___ ENTRIES ___
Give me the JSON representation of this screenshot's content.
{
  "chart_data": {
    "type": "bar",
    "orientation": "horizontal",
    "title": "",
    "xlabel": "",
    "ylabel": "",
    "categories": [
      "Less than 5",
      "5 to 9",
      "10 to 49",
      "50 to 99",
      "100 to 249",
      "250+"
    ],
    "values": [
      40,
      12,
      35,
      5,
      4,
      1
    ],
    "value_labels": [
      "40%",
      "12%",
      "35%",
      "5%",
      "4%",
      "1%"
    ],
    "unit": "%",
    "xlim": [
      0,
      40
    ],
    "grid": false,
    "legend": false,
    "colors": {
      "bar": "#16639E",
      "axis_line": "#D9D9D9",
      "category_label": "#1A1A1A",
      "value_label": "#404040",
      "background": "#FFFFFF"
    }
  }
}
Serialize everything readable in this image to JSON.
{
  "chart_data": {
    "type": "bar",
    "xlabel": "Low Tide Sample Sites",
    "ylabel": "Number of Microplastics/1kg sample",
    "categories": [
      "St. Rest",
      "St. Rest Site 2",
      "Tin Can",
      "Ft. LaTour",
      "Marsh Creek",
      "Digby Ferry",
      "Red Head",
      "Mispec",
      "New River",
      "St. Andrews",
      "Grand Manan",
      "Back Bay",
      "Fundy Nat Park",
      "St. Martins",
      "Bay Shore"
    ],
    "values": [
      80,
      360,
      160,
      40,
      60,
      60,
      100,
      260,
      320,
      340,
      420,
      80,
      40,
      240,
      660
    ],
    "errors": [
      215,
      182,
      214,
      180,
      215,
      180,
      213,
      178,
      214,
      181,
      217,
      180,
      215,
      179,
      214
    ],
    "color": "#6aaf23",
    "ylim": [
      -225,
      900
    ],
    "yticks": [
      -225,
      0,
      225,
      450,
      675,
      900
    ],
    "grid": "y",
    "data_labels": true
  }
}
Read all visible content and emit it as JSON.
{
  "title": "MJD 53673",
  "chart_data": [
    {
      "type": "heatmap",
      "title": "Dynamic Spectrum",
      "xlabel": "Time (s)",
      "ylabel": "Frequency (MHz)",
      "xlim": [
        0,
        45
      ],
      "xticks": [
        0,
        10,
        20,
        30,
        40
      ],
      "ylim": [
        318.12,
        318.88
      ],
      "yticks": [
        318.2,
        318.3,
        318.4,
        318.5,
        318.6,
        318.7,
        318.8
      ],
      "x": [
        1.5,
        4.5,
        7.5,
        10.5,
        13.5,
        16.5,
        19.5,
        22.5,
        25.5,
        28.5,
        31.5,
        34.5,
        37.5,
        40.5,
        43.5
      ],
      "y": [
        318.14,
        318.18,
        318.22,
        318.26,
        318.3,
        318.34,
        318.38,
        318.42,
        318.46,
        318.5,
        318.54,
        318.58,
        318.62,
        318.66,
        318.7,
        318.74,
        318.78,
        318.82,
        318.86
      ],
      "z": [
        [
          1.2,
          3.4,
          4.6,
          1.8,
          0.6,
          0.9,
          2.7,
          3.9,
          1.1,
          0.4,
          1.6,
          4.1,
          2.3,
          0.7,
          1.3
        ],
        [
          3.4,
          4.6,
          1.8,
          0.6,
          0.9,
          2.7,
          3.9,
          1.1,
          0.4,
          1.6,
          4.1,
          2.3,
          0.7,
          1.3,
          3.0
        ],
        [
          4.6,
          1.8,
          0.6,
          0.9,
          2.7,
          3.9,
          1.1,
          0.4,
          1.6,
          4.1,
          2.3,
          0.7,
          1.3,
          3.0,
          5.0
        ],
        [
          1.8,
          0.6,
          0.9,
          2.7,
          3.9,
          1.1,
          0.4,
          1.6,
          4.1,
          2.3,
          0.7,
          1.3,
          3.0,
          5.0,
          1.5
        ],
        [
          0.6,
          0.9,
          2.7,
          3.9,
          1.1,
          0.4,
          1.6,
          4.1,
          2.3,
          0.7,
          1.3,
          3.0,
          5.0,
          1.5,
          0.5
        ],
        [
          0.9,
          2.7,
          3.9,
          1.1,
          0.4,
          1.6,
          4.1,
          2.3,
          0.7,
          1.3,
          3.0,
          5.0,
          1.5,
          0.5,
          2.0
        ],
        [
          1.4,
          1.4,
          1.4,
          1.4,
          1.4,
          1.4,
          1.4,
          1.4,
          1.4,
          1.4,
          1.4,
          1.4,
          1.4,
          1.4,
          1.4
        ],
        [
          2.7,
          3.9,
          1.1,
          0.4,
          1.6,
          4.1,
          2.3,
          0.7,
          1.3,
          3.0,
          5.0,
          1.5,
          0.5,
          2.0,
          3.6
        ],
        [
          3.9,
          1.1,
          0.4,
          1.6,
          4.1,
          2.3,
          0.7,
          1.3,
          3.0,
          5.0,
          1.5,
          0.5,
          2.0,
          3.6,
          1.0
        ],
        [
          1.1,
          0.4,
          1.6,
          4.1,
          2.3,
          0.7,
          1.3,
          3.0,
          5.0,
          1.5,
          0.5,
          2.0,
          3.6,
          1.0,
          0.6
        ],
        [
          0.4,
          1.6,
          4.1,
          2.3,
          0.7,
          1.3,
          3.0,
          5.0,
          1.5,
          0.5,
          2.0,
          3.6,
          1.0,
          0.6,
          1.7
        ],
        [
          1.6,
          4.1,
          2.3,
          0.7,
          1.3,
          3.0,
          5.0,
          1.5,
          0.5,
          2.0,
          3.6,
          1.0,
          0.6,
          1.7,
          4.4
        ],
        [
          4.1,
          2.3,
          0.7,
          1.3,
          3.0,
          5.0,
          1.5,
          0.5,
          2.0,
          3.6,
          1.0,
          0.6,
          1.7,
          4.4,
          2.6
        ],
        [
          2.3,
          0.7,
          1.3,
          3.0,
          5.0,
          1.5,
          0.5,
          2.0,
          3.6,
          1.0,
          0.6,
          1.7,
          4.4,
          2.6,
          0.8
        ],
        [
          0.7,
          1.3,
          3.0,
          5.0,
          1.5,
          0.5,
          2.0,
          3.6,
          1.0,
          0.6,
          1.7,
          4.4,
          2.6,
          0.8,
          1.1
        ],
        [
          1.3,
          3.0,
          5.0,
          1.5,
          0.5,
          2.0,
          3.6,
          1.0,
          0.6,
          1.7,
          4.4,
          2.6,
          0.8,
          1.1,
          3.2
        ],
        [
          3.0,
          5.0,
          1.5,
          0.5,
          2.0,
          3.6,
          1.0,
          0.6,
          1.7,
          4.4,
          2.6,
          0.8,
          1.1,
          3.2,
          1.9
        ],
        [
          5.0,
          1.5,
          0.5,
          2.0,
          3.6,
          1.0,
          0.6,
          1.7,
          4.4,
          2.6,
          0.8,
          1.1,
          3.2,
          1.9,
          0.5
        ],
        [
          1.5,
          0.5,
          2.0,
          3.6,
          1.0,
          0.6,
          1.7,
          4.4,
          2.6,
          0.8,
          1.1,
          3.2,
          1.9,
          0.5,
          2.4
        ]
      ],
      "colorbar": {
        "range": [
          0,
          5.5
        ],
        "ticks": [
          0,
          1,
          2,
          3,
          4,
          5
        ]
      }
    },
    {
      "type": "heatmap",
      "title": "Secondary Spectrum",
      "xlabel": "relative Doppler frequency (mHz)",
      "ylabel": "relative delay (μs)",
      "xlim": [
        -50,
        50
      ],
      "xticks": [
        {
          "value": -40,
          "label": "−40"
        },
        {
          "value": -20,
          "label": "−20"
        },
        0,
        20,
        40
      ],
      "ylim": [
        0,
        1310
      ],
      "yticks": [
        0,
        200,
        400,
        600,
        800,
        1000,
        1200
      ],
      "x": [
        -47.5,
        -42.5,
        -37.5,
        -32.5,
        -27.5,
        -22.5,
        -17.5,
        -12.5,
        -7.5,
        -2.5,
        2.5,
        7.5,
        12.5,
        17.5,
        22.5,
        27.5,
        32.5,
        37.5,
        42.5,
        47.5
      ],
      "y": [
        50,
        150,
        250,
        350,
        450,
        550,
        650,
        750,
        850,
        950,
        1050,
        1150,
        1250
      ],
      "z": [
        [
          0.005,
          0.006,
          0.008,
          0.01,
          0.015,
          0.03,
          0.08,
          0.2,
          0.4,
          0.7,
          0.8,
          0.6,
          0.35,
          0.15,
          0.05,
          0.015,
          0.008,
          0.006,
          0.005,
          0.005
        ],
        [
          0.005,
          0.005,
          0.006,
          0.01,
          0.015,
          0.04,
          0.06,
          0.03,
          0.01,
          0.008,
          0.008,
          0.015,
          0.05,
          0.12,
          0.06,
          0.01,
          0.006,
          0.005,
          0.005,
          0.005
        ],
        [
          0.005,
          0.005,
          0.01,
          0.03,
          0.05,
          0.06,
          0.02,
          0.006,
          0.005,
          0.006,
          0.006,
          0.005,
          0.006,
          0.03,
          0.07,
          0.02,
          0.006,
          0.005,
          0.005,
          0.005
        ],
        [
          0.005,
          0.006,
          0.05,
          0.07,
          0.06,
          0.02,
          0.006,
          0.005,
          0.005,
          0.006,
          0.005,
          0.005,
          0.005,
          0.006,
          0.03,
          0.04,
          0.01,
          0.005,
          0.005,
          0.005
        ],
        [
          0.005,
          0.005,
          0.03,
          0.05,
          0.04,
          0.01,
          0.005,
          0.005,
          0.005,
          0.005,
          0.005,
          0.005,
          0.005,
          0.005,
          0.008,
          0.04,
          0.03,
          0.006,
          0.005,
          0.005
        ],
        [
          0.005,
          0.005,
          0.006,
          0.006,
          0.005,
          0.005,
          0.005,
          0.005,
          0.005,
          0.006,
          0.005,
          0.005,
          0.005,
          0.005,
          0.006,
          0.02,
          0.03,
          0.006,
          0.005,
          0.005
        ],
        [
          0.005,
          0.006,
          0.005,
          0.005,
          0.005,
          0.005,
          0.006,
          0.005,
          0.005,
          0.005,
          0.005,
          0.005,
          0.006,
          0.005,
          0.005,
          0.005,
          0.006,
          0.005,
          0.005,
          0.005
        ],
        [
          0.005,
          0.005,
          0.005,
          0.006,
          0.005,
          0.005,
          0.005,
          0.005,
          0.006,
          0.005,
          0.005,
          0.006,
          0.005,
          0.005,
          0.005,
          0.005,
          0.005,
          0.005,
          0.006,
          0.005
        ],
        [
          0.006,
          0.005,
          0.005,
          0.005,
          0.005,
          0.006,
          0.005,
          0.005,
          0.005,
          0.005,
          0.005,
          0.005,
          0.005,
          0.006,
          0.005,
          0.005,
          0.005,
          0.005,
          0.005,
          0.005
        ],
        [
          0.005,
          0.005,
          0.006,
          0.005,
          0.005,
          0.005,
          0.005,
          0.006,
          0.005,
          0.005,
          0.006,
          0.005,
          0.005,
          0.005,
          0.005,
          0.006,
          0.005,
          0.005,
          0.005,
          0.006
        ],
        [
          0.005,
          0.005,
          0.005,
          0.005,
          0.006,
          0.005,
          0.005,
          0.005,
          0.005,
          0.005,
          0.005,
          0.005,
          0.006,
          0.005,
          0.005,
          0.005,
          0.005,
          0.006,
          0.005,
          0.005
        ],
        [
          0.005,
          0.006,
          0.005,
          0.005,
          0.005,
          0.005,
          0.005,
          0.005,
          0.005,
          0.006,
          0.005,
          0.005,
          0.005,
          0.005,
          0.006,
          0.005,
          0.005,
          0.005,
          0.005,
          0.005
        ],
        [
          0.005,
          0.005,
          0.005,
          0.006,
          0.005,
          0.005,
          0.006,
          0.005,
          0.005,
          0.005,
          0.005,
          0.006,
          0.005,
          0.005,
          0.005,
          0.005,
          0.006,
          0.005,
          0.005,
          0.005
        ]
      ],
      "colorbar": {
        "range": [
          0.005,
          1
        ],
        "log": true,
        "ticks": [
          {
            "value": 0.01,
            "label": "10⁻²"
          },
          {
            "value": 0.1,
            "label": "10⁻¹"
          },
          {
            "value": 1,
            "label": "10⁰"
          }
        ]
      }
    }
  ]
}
___
Identify all lines in the records above with the word "JSON".

### WRITTEN RESPONSE
Give me the JSON representation of this screenshot's content.
Serialize everything readable in this image to JSON.
Read all visible content and emit it as JSON.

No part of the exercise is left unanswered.